## [The records]
^^^^^^^^^^^^^^^^

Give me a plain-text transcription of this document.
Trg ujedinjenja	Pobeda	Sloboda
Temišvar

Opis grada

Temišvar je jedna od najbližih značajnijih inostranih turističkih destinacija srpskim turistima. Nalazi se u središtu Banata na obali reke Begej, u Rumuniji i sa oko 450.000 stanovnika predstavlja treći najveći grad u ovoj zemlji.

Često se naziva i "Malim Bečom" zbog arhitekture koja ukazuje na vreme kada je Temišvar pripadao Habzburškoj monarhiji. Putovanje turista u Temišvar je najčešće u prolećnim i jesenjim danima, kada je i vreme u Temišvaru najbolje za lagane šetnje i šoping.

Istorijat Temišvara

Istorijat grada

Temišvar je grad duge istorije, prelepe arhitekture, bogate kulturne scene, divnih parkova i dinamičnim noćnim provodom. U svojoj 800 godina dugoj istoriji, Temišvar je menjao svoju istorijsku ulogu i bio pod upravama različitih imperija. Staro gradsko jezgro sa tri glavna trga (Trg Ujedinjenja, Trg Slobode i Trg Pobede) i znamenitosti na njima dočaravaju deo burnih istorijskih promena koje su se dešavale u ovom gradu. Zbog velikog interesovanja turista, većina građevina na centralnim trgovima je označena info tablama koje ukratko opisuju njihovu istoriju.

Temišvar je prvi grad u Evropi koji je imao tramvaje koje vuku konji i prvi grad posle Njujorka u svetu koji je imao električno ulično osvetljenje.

^^^^^^^^^^^^^^^^

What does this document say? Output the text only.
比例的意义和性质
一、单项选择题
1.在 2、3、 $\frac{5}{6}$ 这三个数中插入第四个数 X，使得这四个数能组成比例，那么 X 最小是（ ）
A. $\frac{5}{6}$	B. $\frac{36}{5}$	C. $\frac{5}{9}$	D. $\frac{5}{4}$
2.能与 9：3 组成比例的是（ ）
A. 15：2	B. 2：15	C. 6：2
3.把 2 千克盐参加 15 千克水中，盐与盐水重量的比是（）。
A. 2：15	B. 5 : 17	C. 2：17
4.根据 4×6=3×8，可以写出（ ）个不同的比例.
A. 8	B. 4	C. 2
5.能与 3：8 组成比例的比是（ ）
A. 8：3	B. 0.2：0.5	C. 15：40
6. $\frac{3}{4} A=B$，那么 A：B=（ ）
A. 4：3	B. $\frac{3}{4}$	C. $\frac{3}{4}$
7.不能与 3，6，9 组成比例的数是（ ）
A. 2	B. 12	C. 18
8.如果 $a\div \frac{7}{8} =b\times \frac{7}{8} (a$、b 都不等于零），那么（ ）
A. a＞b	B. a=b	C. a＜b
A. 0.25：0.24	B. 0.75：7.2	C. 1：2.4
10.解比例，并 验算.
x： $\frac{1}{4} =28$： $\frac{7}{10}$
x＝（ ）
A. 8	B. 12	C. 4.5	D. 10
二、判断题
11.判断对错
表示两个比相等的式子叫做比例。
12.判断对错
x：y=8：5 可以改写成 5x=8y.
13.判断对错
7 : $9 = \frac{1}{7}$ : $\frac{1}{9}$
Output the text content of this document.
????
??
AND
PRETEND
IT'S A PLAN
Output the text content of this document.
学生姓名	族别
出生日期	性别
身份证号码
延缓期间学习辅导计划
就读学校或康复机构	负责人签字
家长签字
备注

^^^^^^^^^^^^^^^^

## [Work to be completed]
List each line in the listing that contains the string "Istorijat".

## [Response to the exercise]
Istorijat Temišvara
Istorijat grada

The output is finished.